Output all of the entries exactly as written.

++++++++++

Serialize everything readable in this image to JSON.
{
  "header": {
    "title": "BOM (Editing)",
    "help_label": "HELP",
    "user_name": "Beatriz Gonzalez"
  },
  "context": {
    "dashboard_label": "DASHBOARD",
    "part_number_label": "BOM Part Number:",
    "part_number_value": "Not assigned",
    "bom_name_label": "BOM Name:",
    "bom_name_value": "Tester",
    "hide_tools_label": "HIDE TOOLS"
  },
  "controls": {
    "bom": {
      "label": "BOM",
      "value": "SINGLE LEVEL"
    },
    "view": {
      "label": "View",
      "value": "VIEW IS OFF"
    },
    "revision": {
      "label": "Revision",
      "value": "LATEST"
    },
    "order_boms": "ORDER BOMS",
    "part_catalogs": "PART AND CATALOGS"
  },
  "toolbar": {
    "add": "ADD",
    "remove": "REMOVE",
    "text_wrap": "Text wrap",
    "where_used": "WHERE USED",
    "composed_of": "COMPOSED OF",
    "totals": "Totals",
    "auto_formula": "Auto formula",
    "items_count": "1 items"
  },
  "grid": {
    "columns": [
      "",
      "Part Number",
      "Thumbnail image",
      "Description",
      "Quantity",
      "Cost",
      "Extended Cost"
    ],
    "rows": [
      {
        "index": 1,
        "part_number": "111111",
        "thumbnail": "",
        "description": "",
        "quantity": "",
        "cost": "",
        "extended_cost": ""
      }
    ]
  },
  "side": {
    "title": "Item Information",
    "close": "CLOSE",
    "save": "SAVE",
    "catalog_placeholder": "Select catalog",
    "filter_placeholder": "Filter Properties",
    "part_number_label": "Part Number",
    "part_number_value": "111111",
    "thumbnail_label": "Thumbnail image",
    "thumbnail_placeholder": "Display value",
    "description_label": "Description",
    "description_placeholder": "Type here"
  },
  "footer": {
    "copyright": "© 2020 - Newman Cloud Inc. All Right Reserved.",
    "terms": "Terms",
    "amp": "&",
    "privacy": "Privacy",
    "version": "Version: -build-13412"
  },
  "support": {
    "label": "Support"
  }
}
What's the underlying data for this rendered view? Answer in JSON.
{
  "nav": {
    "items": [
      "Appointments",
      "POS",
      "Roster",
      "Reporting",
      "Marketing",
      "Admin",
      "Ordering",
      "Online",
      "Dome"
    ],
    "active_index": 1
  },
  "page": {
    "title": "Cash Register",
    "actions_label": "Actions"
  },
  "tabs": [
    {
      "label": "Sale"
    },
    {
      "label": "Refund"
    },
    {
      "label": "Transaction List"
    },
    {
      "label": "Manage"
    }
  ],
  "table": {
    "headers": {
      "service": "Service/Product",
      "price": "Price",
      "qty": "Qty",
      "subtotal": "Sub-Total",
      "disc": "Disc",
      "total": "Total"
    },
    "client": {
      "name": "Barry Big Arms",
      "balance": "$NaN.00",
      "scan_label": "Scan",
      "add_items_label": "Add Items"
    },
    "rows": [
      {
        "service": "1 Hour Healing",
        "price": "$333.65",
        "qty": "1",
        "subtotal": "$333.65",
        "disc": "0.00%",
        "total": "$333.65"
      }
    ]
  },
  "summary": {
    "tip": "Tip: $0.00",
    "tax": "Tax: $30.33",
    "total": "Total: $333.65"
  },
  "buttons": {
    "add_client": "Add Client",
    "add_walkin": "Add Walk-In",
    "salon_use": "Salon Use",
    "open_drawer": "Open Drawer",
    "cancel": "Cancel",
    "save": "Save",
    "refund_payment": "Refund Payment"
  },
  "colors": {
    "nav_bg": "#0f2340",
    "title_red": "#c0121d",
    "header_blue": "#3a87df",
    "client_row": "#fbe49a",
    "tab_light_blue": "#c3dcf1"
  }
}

++++++++++

### [Completed task]
Serialize everything readable in this image to JSON.
{
  "header": {
    "title": "BOM (Editing)",
    "help_label": "HELP",
    "user_name": "Beatriz Gonzalez"
  },
  "context": {
    "dashboard_label": "DASHBOARD",
    "part_number_label": "BOM Part Number:",
    "part_number_value": "Not assigned",
    "bom_name_label": "BOM Name:",
    "bom_name_value": "Tester",
    "hide_tools_label": "HIDE TOOLS"
  },
  "controls": {
    "bom": {
      "label": "BOM",
      "value": "SINGLE LEVEL"
    },
    "view": {
      "label": "View",
      "value": "VIEW IS OFF"
    },
    "revision": {
      "label": "Revision",
      "value": "LATEST"
    },
    "order_boms": "ORDER BOMS",
    "part_catalogs": "PART AND CATALOGS"
  },
  "toolbar": {
    "add": "ADD",
    "remove": "REMOVE",
    "text_wrap": "Text wrap",
    "where_used": "WHERE USED",
    "composed_of": "COMPOSED OF",
    "totals": "Totals",
    "auto_formula": "Auto formula",
    "items_count": "1 items"
  },
  "grid": {
    "columns": [
      "",
      "Part Number",
      "Thumbnail image",
      "Description",
      "Quantity",
      "Cost",
      "Extended Cost"
    ],
    "rows": [
      {
        "index": 1,
        "part_number": "111111",
        "thumbnail": "",
        "description": "",
        "quantity": "",
        "cost": "",
        "extended_cost": ""
      }
    ]
  },
  "side": {
    "title": "Item Information",
    "close": "CLOSE",
    "save": "SAVE",
    "catalog_placeholder": "Select catalog",
    "filter_placeholder": "Filter Properties",
    "part_number_label": "Part Number",
    "part_number_value": "111111",
    "thumbnail_label": "Thumbnail image",
    "thumbnail_placeholder": "Display value",
    "description_label": "Description",
    "description_placeholder": "Type here"
  },
  "footer": {
    "copyright": "© 2020 - Newman Cloud Inc. All Right Reserved.",
    "terms": "Terms",
    "amp": "&",
    "privacy": "Privacy",
    "version": "Version: -build-13412"
  },
  "support": {
    "label": "Support"
  }
}
What's the underlying data for this rendered view? Answer in JSON.
{
  "nav": {
    "items": [
      "Appointments",
      "POS",
      "Roster",
      "Reporting",
      "Marketing",
      "Admin",
      "Ordering",
      "Online",
      "Dome"
    ],
    "active_index": 1
  },
  "page": {
    "title": "Cash Register",
    "actions_label": "Actions"
  },
  "tabs": [
    {
      "label": "Sale"
    },
    {
      "label": "Refund"
    },
    {
      "label": "Transaction List"
    },
    {
      "label": "Manage"
    }
  ],
  "table": {
    "headers": {
      "service": "Service/Product",
      "price": "Price",
      "qty": "Qty",
      "subtotal": "Sub-Total",
      "disc": "Disc",
      "total": "Total"
    },
    "client": {
      "name": "Barry Big Arms",
      "balance": "$NaN.00",
      "scan_label": "Scan",
      "add_items_label": "Add Items"
    },
    "rows": [
      {
        "service": "1 Hour Healing",
        "price": "$333.65",
        "qty": "1",
        "subtotal": "$333.65",
        "disc": "0.00%",
        "total": "$333.65"
      }
    ]
  },
  "summary": {
    "tip": "Tip: $0.00",
    "tax": "Tax: $30.33",
    "total": "Total: $333.65"
  },
  "buttons": {
    "add_client": "Add Client",
    "add_walkin": "Add Walk-In",
    "salon_use": "Salon Use",
    "open_drawer": "Open Drawer",
    "cancel": "Cancel",
    "save": "Save",
    "refund_payment": "Refund Payment"
  },
  "colors": {
    "nav_bg": "#0f2340",
    "title_red": "#c0121d",
    "header_blue": "#3a87df",
    "client_row": "#fbe49a",
    "tab_light_blue": "#c3dcf1"
  }
}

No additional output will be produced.